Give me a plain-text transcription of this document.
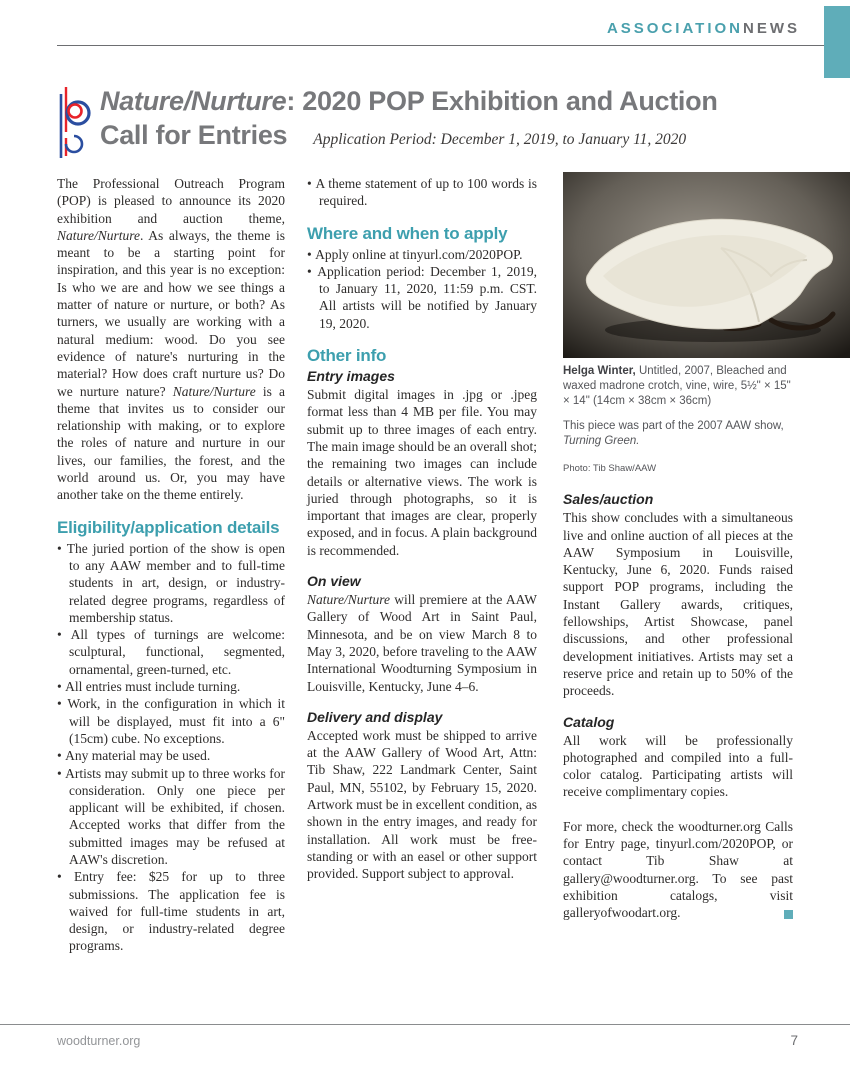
ASSOCIATIONNEWS
Nature/Nurture: 2020 POP Exhibition and Auction
Call for Entries Application Period: December 1, 2019, to January 11, 2020

The Professional Outreach Program (POP) is pleased to announce its 2020 exhibition and auction theme, Nature/Nurture. As always, the theme is meant to be a starting point for inspiration, and this year is no exception: Is who we are and how we see things a matter of nature or nurture, or both? As turners, we usually are working with a natural medium: wood. Do you see evidence of nature's nurturing in the material? How does craft nurture us? Do we nurture nature? Nature/Nurture is a theme that invites us to consider our relationship with making, or to explore the roles of nature and nurture in our lives, our families, the forest, and the world around us. Or, you may have another take on the theme entirely.

Eligibility/application details
• The juried portion of the show is open to any AAW member and to full-time students in art, design, or industry-related degree programs, regardless of membership status.
• All types of turnings are welcome: sculptural, functional, segmented, ornamental, green-turned, etc.
• All entries must include turning.
• Work, in the configuration in which it will be displayed, must fit into a 6" (15cm) cube. No exceptions.
• Any material may be used.
• Artists may submit up to three works for consideration. Only one piece per applicant will be exhibited, if chosen. Accepted works that differ from the submitted images may be refused at AAW's discretion.
• Entry fee: $25 for up to three submissions. The application fee is waived for full-time students in art, design, or industry-related degree programs.
• A theme statement of up to 100 words is required.
Where and when to apply
• Apply online at tinyurl.com/2020POP.
• Application period: December 1, 2019, to January 11, 2020, 11:59 p.m. CST. All artists will be notified by January 19, 2020.
Other info
Entry images

Submit digital images in .jpg or .jpeg format less than 4 MB per file. You may submit up to three images of each entry. The main image should be an overall shot; the remaining two images can include details or alternative views. The work is juried through photographs, so it is important that images are clear, properly exposed, and in focus. A plain background is recommended.

On view

Nature/Nurture will premiere at the AAW Gallery of Wood Art in Saint Paul, Minnesota, and be on view March 8 to May 3, 2020, before traveling to the AAW International Woodturning Symposium in Louisville, Kentucky, June 4–6.

Delivery and display

Accepted work must be shipped to arrive at the AAW Gallery of Wood Art, Attn: Tib Shaw, 222 Landmark Center, Saint Paul, MN, 55102, by February 15, 2020. Artwork must be in excellent condition, as shown in the entry images, and ready for installation. All work must be free-standing or with an easel or other support provided. Support subject to approval.

Helga Winter, Untitled, 2007, Bleached and waxed madrone crotch, vine, wire, 5½" × 15" × 14" (14cm × 38cm × 36cm)

This piece was part of the 2007 AAW show, Turning Green.

Photo: Tib Shaw/AAW

Sales/auction

This show concludes with a simultaneous live and online auction of all pieces at the AAW Symposium in Louisville, Kentucky, June 6, 2020. Funds raised support POP programs, including the Instant Gallery awards, critiques, fellowships, Artist Showcase, panel discussions, and other professional development initiatives. Artists may set a reserve price and retain up to 50% of the proceeds.

Catalog

All work will be professionally photographed and compiled into a full-color catalog. Participating artists will receive complimentary copies.

For more, check the woodturner.org Calls for Entry page, tinyurl.com/2020POP, or contact Tib Shaw at gallery@woodturner.org. To see past exhibition catalogs, visit galleryofwoodart.org.

woodturner.org	7
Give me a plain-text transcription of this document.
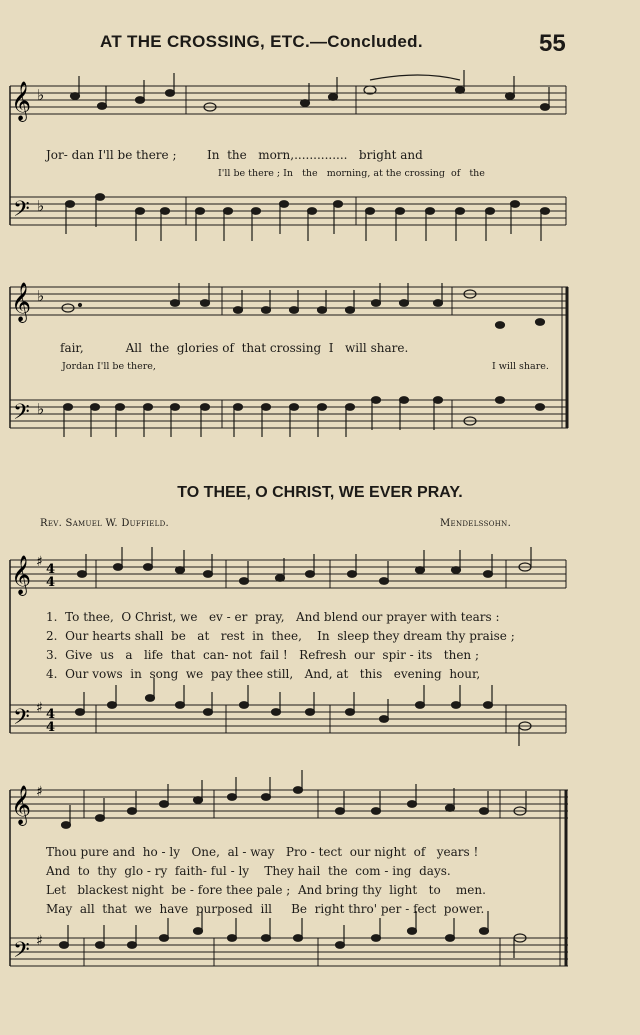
AT THE CROSSING, ETC.—Concluded.	55
𝄞
𝄢
♭
♭

Jor- dan I'll be there ;        In  the   morn,..............   bright and

I'll be there ; In   the   morning, at the crossing  of   the

𝄞
𝄢
♭
♭

fair,           All  the  glories of  that crossing  I   will share.

Jordan I'll be there,	I will share.

TO THEE, O CHRIST, WE EVER PRAY.
Rev. Samuel W. Duffield.	Mendelssohn.
𝄞
𝄢
♯
♯
4
4
4
4

1.  To thee,  O Christ, we   ev - er  pray,   And blend our prayer with tears :

2.  Our hearts shall  be   at   rest  in  thee,    In  sleep they dream thy praise ;

3.  Give  us   a   life  that  can- not  fail !   Refresh  our  spir - its   then ;

4.  Our vows  in  song  we  pay thee still,   And, at   this   evening  hour,

𝄞
𝄢
♯
♯

Thou pure and  ho - ly   One,  al - way   Pro - tect  our night  of   years !

And  to  thy  glo - ry  faith- ful - ly    They hail  the  com - ing  days.

Let   blackest night  be - fore thee pale ;  And bring thy  light   to    men.

May  all  that  we  have  purposed  ill     Be  right thro' per - fect  power.
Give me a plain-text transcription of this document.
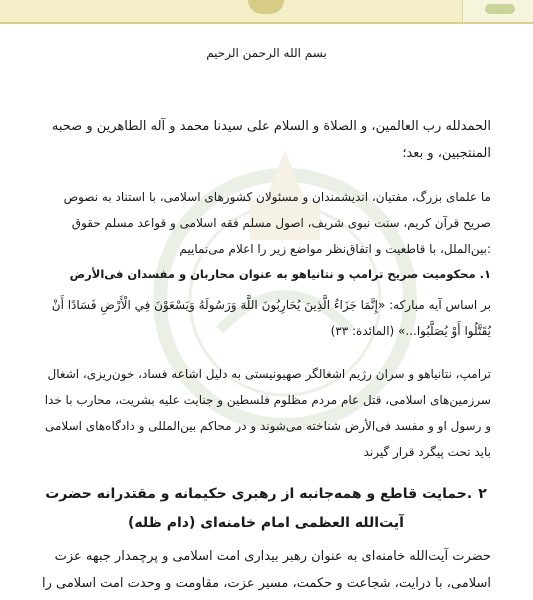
بسم الله الرحمن الرحیم
الحمدلله رب العالمین، و الصلاة و السلام علی سیدنا محمد و آله الطاهرین و صحبه المنتجبین، و بعد؛
ما علمای بزرگ، مفتیان، اندیشمندان و مسئولان کشورهای اسلامی، با استناد به نصوص صریح قرآن کریم، سنت نبوی شریف، اصول مسلم فقه اسلامی و قواعد مسلم حقوق :بین‌الملل، با قاطعیت و اتفاق‌نظر مواضع زیر را اعلام می‌نماییم
۱. محکومیت صریح ترامپ و نتانیاهو به عنوان محاربان و مفسدان فی‌الأرض
بر اساس آیه مبارکه: «إِنَّمَا جَزَاءُ الَّذِينَ يُحَارِبُونَ اللَّهَ وَرَسُولَهُ وَيَسْعَوْنَ فِي الْأَرْضِ فَسَادًا أَنْ يُقَتَّلُوا أَوْ يُصَلَّبُوا...» (المائدة: ۳۳)
ترامپ، نتانیاهو و سران رژیم اشغالگر صهیونیستی به دلیل اشاعه فساد، خون‌ریزی، اشغال سرزمین‌های اسلامی، قتل عام مردم مظلوم فلسطین و جنایت علیه بشریت، محارب با خدا و رسول او و مفسد فی‌الأرض شناخته می‌شوند و در محاکم بین‌المللی و دادگاه‌های اسلامی باید تحت پیگرد قرار گیرند
۲.حمایت قاطع و همه‌جانبه از رهبری حکیمانه و مقتدرانه حضرت آیت‌الله العظمی امام خامنه‌ای (دام ظله)
حضرت آیت‌الله خامنه‌ای به عنوان رهبر بیداری امت اسلامی و پرچمدار جبهه عزت اسلامی، با درایت، شجاعت و حکمت، مسیر عزت، مقاومت و وحدت امت اسلامی را
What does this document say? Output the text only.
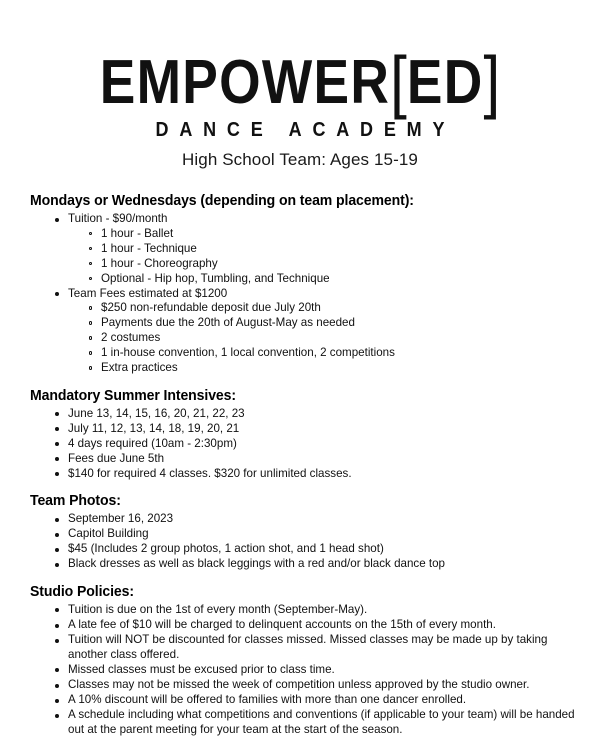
EMPOWER[ED]
DANCE ACADEMY
High School Team: Ages 15-19
Mondays or Wednesdays (depending on team placement):
Tuition - $90/month
1 hour - Ballet
1 hour - Technique
1 hour - Choreography
Optional - Hip hop, Tumbling, and Technique
Team Fees estimated at $1200
$250 non-refundable deposit due July 20th
Payments due the 20th of August-May as needed
2 costumes
1 in-house convention, 1 local convention, 2 competitions
Extra practices
Mandatory Summer Intensives:
June 13, 14, 15, 16, 20, 21, 22, 23
July 11, 12, 13, 14, 18, 19, 20, 21
4 days required (10am - 2:30pm)
Fees due June 5th
$140 for required 4 classes. $320 for unlimited classes.
Team Photos:
September 16, 2023
Capitol Building
$45 (Includes 2 group photos, 1 action shot, and 1 head shot)
Black dresses as well as black leggings with a red and/or black dance top
Studio Policies:
Tuition is due on the 1st of every month (September-May).
A late fee of $10 will be charged to delinquent accounts on the 15th of every month.
Tuition will NOT be discounted for classes missed. Missed classes may be made up by taking another class offered.
Missed classes must be excused prior to class time.
Classes may not be missed the week of competition unless approved by the studio owner.
A 10% discount will be offered to families with more than one dancer enrolled.
A schedule including what competitions and conventions (if applicable to your team) will be handed out at the parent meeting for your team at the start of the season.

------------------------------------

WRITTEN INSTRUCTION: Your task is to copy the entries in full and exactly, without any images.

RESPONSE FOR THIS EXERCISE:
Give me a plain-text transcription of this document.
ASSOCIATIONNEWS
Nature/Nurture: 2020 POP Exhibition and Auction
Call for Entries Application Period: December 1, 2019, to January 11, 2020

The Professional Outreach Program (POP) is pleased to announce its 2020 exhibition and auction theme, Nature/Nurture. As always, the theme is meant to be a starting point for inspiration, and this year is no exception: Is who we are and how we see things a matter of nature or nurture, or both? As turners, we usually are working with a natural medium: wood. Do you see evidence of nature's nurturing in the material? How does craft nurture us? Do we nurture nature? Nature/Nurture is a theme that invites us to consider our relationship with making, or to explore the roles of nature and nurture in our lives, our families, the forest, and the world around us. Or, you may have another take on the theme entirely.

Eligibility/application details
• The juried portion of the show is open to any AAW member and to full-time students in art, design, or industry-related degree programs, regardless of membership status.
• All types of turnings are welcome: sculptural, functional, segmented, ornamental, green-turned, etc.
• All entries must include turning.
• Work, in the configuration in which it will be displayed, must fit into a 6" (15cm) cube. No exceptions.
• Any material may be used.
• Artists may submit up to three works for consideration. Only one piece per applicant will be exhibited, if chosen. Accepted works that differ from the submitted images may be refused at AAW's discretion.
• Entry fee: $25 for up to three submissions. The application fee is waived for full-time students in art, design, or industry-related degree programs.
• A theme statement of up to 100 words is required.
Where and when to apply
• Apply online at tinyurl.com/2020POP.
• Application period: December 1, 2019, to January 11, 2020, 11:59 p.m. CST. All artists will be notified by January 19, 2020.
Other info
Entry images

Submit digital images in .jpg or .jpeg format less than 4 MB per file. You may submit up to three images of each entry. The main image should be an overall shot; the remaining two images can include details or alternative views. The work is juried through photographs, so it is important that images are clear, properly exposed, and in focus. A plain background is recommended.

On view

Nature/Nurture will premiere at the AAW Gallery of Wood Art in Saint Paul, Minnesota, and be on view March 8 to May 3, 2020, before traveling to the AAW International Woodturning Symposium in Louisville, Kentucky, June 4–6.

Delivery and display

Accepted work must be shipped to arrive at the AAW Gallery of Wood Art, Attn: Tib Shaw, 222 Landmark Center, Saint Paul, MN, 55102, by February 15, 2020. Artwork must be in excellent condition, as shown in the entry images, and ready for installation. All work must be free-standing or with an easel or other support provided. Support subject to approval.

Helga Winter, Untitled, 2007, Bleached and waxed madrone crotch, vine, wire, 5½" × 15" × 14" (14cm × 38cm × 36cm)

This piece was part of the 2007 AAW show, Turning Green.

Photo: Tib Shaw/AAW

Sales/auction

This show concludes with a simultaneous live and online auction of all pieces at the AAW Symposium in Louisville, Kentucky, June 6, 2020. Funds raised support POP programs, including the Instant Gallery awards, critiques, fellowships, Artist Showcase, panel discussions, and other professional development initiatives. Artists may set a reserve price and retain up to 50% of the proceeds.

Catalog

All work will be professionally photographed and compiled into a full-color catalog. Participating artists will receive complimentary copies.

For more, check the woodturner.org Calls for Entry page, tinyurl.com/2020POP, or contact Tib Shaw at gallery@woodturner.org. To see past exhibition catalogs, visit galleryofwoodart.org.

woodturner.org	7
Give me a plain-text transcription of this document.
AT THE CROSSING, ETC.—Concluded.	55
𝄞
𝄢
♭
♭

Jor- dan I'll be there ;        In  the   morn,..............   bright and

I'll be there ; In   the   morning, at the crossing  of   the

𝄞
𝄢
♭
♭

fair,           All  the  glories of  that crossing  I   will share.

Jordan I'll be there,	I will share.

TO THEE, O CHRIST, WE EVER PRAY.
Rev. Samuel W. Duffield.	Mendelssohn.
𝄞
𝄢
♯
♯
4
4
4
4

1.  To thee,  O Christ, we   ev - er  pray,   And blend our prayer with tears :

2.  Our hearts shall  be   at   rest  in  thee,    In  sleep they dream thy praise ;

3.  Give  us   a   life  that  can- not  fail !   Refresh  our  spir - its   then ;

4.  Our vows  in  song  we  pay thee still,   And, at   this   evening  hour,

𝄞
𝄢
♯
♯

Thou pure and  ho - ly   One,  al - way   Pro - tect  our night  of   years !

And  to  thy  glo - ry  faith- ful - ly    They hail  the  com - ing  days.

Let   blackest night  be - fore thee pale ;  And bring thy  light   to    men.

May  all  that  we  have  purposed  ill     Be  right thro' per - fect  power.
Give me a plain-text transcription of this document.
بسم الله الرحمن الرحیم
الحمدلله رب العالمین، و الصلاة و السلام علی سیدنا محمد و آله الطاهرین و صحبه المنتجبین، و بعد؛
ما علمای بزرگ، مفتیان، اندیشمندان و مسئولان کشورهای اسلامی، با استناد به نصوص صریح قرآن کریم، سنت نبوی شریف، اصول مسلم فقه اسلامی و قواعد مسلم حقوق :بین‌الملل، با قاطعیت و اتفاق‌نظر مواضع زیر را اعلام می‌نماییم
۱. محکومیت صریح ترامپ و نتانیاهو به عنوان محاربان و مفسدان فی‌الأرض
بر اساس آیه مبارکه: «إِنَّمَا جَزَاءُ الَّذِينَ يُحَارِبُونَ اللَّهَ وَرَسُولَهُ وَيَسْعَوْنَ فِي الْأَرْضِ فَسَادًا أَنْ يُقَتَّلُوا أَوْ يُصَلَّبُوا...» (المائدة: ۳۳)
ترامپ، نتانیاهو و سران رژیم اشغالگر صهیونیستی به دلیل اشاعه فساد، خون‌ریزی، اشغال سرزمین‌های اسلامی، قتل عام مردم مظلوم فلسطین و جنایت علیه بشریت، محارب با خدا و رسول او و مفسد فی‌الأرض شناخته می‌شوند و در محاکم بین‌المللی و دادگاه‌های اسلامی باید تحت پیگرد قرار گیرند
۲.حمایت قاطع و همه‌جانبه از رهبری حکیمانه و مقتدرانه حضرت آیت‌الله العظمی امام خامنه‌ای (دام ظله)
حضرت آیت‌الله خامنه‌ای به عنوان رهبر بیداری امت اسلامی و پرچمدار جبهه عزت اسلامی، با درایت، شجاعت و حکمت، مسیر عزت، مقاومت و وحدت امت اسلامی را
What does this document say? Output the text only.
EMPOWER[ED]
DANCE ACADEMY
High School Team: Ages 15-19
Mondays or Wednesdays (depending on team placement):
Tuition - $90/month
1 hour - Ballet
1 hour - Technique
1 hour - Choreography
Optional - Hip hop, Tumbling, and Technique
Team Fees estimated at $1200
$250 non-refundable deposit due July 20th
Payments due the 20th of August-May as needed
2 costumes
1 in-house convention, 1 local convention, 2 competitions
Extra practices
Mandatory Summer Intensives:
June 13, 14, 15, 16, 20, 21, 22, 23
July 11, 12, 13, 14, 18, 19, 20, 21
4 days required (10am - 2:30pm)
Fees due June 5th
$140 for required 4 classes. $320 for unlimited classes.
Team Photos:
September 16, 2023
Capitol Building
$45 (Includes 2 group photos, 1 action shot, and 1 head shot)
Black dresses as well as black leggings with a red and/or black dance top
Studio Policies:
Tuition is due on the 1st of every month (September-May).
A late fee of $10 will be charged to delinquent accounts on the 15th of every month.
Tuition will NOT be discounted for classes missed. Missed classes may be made up by taking another class offered.
Missed classes must be excused prior to class time.
Classes may not be missed the week of competition unless approved by the studio owner.
A 10% discount will be offered to families with more than one dancer enrolled.
A schedule including what competitions and conventions (if applicable to your team) will be handed out at the parent meeting for your team at the start of the season.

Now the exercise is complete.